-- START --

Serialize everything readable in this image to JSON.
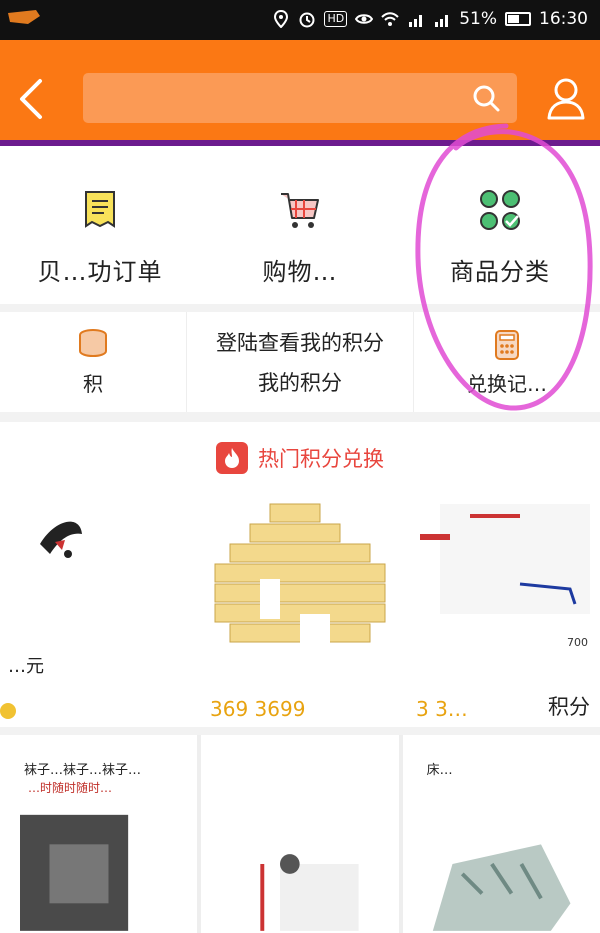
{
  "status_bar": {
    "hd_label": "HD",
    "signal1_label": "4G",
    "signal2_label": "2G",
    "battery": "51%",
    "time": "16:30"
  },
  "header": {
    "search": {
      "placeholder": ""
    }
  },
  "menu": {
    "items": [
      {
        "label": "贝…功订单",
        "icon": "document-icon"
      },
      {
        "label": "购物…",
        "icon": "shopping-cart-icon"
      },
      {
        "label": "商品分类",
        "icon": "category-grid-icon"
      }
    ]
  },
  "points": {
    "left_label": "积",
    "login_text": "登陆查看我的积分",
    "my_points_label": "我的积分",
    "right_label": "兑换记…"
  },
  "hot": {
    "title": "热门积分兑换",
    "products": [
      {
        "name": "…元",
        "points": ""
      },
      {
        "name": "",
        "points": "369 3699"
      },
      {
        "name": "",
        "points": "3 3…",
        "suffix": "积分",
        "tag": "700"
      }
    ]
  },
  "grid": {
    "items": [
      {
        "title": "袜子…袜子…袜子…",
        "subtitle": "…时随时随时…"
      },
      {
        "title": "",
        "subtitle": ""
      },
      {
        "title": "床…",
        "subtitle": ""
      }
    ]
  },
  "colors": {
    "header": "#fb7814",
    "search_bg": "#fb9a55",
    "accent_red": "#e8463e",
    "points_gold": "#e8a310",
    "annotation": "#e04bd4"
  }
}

-- END --
-- START --

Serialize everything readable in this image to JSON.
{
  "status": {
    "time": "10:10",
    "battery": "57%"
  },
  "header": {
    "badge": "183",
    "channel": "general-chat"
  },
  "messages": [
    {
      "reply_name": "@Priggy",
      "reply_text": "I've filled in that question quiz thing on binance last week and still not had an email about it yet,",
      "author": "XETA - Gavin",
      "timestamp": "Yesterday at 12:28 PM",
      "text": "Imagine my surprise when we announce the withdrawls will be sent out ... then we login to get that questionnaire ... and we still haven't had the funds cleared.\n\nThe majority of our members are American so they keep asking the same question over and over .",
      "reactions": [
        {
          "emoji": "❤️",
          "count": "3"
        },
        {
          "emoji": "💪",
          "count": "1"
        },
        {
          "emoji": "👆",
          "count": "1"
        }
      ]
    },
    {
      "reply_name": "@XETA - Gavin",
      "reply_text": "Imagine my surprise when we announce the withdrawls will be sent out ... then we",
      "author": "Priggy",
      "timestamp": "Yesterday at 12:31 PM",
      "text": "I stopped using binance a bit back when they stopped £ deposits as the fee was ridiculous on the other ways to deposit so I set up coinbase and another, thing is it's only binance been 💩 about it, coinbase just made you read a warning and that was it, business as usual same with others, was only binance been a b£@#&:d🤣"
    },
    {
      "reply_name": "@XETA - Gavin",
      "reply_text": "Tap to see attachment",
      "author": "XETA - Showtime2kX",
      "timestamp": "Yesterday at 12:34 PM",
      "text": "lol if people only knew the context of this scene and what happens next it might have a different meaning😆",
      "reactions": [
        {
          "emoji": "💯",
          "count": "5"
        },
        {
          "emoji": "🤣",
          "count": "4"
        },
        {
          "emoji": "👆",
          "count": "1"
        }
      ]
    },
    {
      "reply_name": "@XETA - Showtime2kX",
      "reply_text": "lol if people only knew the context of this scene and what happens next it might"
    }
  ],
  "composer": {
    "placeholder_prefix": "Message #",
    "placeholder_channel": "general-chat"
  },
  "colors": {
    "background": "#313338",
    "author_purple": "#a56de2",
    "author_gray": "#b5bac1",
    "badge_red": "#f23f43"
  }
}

-- END --

■ Problem requirements: Find the word "emoji" in the records and pull out each line that has it.

■ Output of the task:
          "emoji": "❤️",
          "emoji": "💪",
          "emoji": "👆",
          "emoji": "💯",
          "emoji": "🤣",
          "emoji": "👆",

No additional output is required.